TASK INSTRUCTIONS — Scan the data below for the string "카드모집인". Show every line where it turns up.

[Entries from a dataset]
>>>>>

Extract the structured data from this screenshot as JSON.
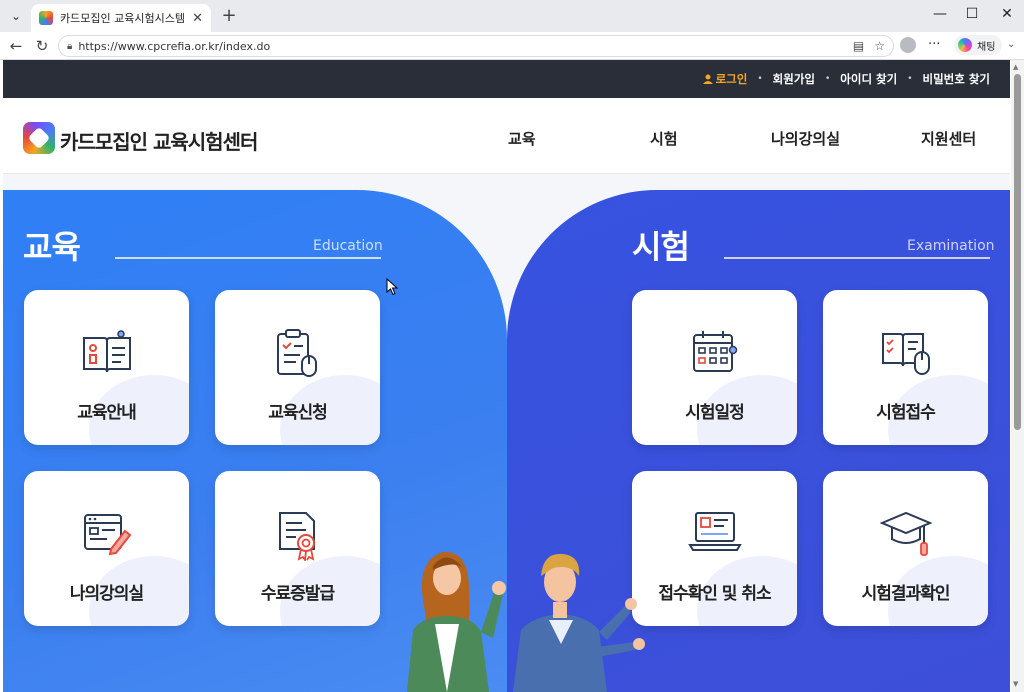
{
  "browser": {
    "tab_title": "카드모집인 교육시험시스템",
    "url": "https://www.cpcrefia.or.kr/index.do",
    "copilot_label": "채팅"
  },
  "utility": {
    "login": "로그인",
    "signup": "회원가입",
    "find_id": "아이디 찾기",
    "find_pw": "비밀번호 찾기"
  },
  "gnb": {
    "logo_text": "카드모집인 교육시험센터",
    "menu": [
      "교육",
      "시험",
      "나의강의실",
      "지원센터"
    ]
  },
  "education": {
    "title": "교육",
    "subtitle": "Education",
    "cards": [
      "교육안내",
      "교육신청",
      "나의강의실",
      "수료증발급"
    ]
  },
  "exam": {
    "title": "시험",
    "subtitle": "Examination",
    "cards": [
      "시험일정",
      "시험접수",
      "접수확인 및 취소",
      "시험결과확인"
    ]
  },
  "colors": {
    "edu_panel": "#2f7ff5",
    "exam_panel": "#3653e0",
    "util_bar": "#2a2e38",
    "login_accent": "#f5a623"
  }
}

<<<<<

FULL OUTPUT —
    "tab_title": "카드모집인 교육시험시스템",
    "logo_text": "카드모집인 교육시험센터",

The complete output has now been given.